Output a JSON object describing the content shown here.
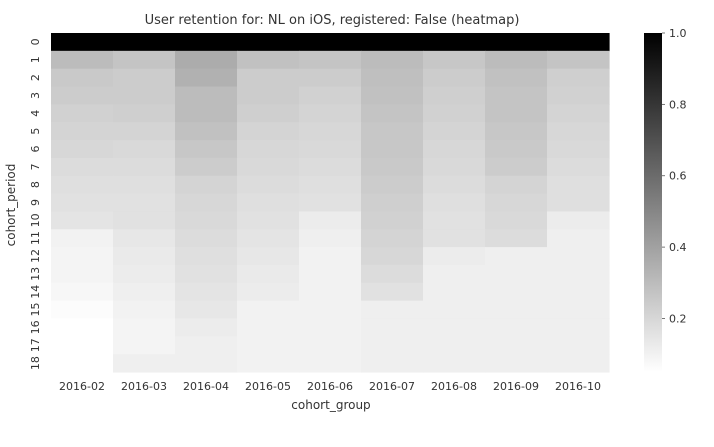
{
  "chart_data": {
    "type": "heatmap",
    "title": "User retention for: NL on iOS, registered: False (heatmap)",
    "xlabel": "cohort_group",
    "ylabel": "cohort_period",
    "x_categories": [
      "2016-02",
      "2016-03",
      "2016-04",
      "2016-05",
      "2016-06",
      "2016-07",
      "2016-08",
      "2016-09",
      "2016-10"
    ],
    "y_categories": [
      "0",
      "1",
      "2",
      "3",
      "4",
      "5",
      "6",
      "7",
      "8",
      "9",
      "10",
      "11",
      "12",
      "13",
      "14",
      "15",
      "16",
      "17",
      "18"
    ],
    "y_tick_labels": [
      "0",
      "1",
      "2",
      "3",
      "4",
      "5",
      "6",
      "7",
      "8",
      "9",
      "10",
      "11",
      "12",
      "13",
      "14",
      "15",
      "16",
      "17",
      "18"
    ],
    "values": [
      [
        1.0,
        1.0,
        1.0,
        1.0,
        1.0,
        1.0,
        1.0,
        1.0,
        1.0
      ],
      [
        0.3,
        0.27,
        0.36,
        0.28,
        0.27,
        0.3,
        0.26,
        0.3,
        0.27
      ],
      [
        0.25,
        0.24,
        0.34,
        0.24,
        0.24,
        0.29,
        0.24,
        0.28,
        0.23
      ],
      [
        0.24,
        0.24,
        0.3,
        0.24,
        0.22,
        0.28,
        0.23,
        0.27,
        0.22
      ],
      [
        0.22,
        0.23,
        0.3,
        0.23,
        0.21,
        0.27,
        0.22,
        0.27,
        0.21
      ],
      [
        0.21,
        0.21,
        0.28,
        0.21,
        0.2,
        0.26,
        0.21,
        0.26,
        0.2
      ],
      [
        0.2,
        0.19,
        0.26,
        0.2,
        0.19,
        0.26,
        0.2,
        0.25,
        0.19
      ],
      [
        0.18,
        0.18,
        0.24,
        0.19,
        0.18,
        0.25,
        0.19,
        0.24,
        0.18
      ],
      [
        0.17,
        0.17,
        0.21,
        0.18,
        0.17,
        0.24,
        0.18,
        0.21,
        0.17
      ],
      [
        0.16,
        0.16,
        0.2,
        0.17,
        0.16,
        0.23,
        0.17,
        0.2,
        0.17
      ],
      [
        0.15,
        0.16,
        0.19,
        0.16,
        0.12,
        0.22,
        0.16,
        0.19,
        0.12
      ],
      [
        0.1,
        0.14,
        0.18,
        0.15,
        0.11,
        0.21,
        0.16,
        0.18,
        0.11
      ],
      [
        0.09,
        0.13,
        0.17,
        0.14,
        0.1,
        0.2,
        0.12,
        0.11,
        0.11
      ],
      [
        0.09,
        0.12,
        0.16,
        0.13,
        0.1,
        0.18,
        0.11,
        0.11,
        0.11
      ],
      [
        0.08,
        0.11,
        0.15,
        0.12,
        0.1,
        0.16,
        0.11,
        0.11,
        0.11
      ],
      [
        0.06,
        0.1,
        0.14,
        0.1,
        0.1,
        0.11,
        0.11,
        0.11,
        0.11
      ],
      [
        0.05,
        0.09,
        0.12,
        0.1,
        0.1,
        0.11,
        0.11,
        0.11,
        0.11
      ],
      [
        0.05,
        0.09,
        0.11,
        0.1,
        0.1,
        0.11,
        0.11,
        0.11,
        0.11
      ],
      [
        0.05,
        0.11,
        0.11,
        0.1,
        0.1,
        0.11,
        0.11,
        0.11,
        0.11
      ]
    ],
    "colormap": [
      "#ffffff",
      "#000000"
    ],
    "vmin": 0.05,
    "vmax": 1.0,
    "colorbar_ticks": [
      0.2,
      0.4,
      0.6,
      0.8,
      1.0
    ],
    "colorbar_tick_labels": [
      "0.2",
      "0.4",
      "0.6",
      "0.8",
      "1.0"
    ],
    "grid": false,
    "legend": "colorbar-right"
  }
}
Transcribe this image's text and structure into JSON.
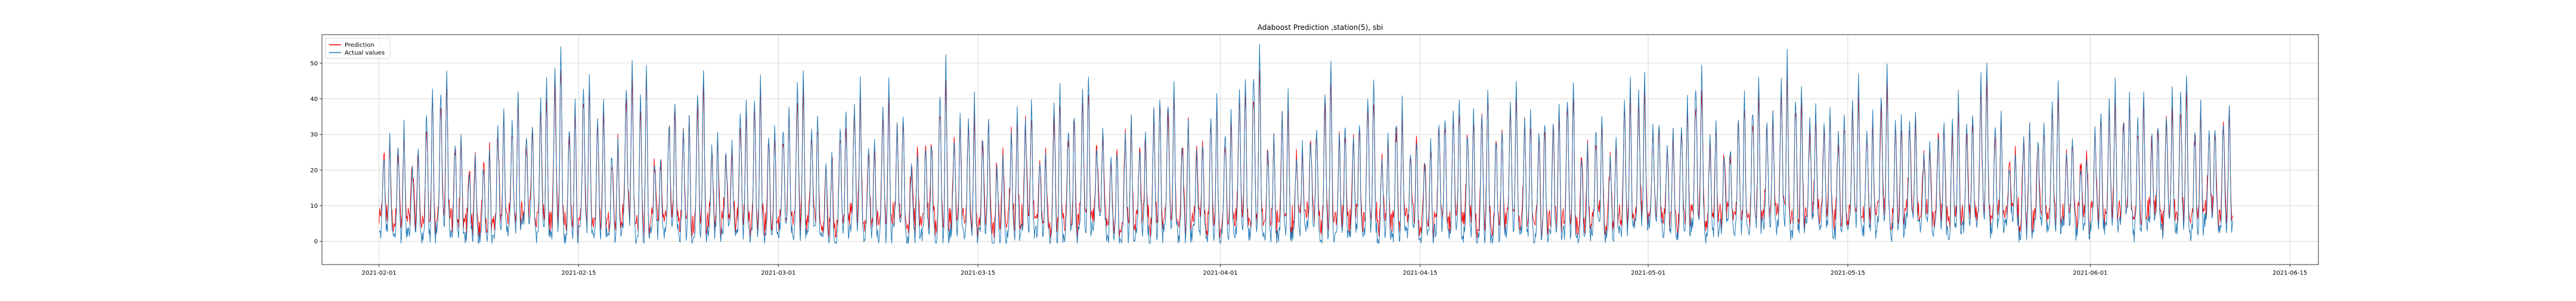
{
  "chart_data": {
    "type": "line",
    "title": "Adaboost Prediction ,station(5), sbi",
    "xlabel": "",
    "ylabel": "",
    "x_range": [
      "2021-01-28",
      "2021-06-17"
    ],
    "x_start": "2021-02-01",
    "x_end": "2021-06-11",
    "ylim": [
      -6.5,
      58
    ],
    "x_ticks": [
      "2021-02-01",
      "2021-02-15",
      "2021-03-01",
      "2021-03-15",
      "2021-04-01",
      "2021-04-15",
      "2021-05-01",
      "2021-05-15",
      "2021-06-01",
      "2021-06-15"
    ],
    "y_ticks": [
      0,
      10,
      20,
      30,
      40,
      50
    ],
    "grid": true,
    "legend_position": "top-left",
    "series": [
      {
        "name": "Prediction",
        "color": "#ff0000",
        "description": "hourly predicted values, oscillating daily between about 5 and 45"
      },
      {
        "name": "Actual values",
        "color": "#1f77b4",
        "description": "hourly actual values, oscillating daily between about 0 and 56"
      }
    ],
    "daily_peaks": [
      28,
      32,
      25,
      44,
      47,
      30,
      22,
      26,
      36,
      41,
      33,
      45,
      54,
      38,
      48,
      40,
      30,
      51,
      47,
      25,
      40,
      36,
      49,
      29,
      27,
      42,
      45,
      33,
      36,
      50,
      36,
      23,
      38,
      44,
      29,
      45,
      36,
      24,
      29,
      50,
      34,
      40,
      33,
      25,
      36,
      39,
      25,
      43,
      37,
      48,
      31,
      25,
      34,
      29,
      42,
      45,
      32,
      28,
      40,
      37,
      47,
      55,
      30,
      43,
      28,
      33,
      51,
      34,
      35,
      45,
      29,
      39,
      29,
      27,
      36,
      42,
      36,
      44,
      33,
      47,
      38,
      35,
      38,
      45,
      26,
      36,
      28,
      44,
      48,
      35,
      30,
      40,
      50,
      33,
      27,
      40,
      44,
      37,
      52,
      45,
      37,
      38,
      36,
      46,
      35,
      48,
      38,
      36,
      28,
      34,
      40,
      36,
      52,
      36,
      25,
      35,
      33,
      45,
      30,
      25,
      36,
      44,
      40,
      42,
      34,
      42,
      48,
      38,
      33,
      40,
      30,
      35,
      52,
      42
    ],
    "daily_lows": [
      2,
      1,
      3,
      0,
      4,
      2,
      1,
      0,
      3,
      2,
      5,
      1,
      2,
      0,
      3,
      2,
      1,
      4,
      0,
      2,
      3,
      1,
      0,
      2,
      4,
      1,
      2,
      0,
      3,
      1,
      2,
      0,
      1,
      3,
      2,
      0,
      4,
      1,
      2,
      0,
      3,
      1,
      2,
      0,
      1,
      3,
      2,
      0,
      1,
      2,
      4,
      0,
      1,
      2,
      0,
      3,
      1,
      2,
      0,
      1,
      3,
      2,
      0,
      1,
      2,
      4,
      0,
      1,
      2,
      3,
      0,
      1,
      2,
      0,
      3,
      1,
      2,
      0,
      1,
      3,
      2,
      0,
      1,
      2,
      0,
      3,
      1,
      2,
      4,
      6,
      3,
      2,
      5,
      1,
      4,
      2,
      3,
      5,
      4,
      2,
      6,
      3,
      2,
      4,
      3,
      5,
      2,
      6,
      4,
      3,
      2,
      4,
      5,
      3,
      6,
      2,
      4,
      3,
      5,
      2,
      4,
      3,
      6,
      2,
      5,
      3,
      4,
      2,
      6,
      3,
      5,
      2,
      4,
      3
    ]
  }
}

☆ ☆ ☆ ☆ ☆

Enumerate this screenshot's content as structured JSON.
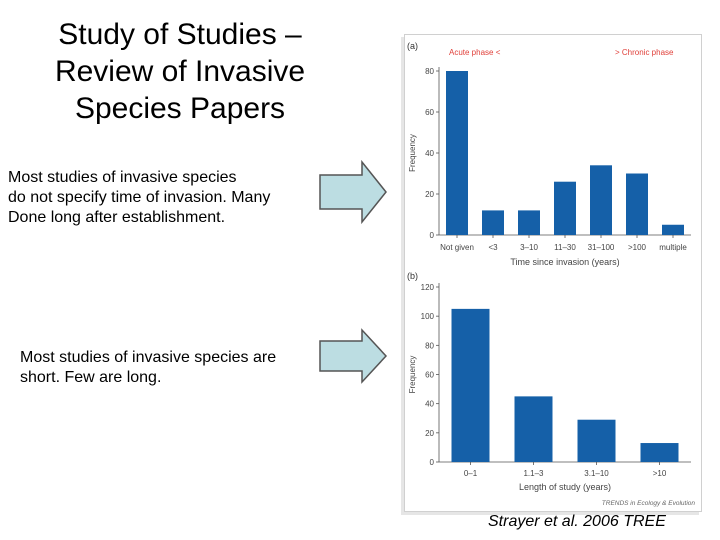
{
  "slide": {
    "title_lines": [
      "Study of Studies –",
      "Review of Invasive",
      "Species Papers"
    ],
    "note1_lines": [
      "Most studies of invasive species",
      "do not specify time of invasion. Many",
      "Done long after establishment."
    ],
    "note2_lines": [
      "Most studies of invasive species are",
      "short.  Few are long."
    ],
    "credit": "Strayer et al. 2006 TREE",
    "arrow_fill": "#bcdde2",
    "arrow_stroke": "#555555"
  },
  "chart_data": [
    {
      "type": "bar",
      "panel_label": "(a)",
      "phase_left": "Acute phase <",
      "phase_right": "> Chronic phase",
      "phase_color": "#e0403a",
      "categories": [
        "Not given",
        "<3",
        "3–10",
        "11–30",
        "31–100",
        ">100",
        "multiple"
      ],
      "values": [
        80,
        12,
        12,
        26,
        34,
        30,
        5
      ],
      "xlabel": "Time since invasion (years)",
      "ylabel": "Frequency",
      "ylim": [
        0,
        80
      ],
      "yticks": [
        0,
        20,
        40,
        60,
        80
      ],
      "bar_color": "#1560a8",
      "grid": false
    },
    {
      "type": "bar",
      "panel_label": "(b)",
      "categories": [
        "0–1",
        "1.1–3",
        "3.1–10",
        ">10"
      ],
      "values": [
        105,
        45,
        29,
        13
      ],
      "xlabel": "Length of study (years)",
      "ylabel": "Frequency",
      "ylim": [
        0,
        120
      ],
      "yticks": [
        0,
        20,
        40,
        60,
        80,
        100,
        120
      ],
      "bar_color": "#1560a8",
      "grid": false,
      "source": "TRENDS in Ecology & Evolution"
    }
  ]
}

☆ ☆ ☆ ☆ ☆

• TASK TO CARRY OUT:
Find every line above that contains the word "content", and return each one.

• RESPONSE TO THE EXERCISE:
Output a JSON object describing the content shown here.
Enumerate this screenshot's content as structured JSON.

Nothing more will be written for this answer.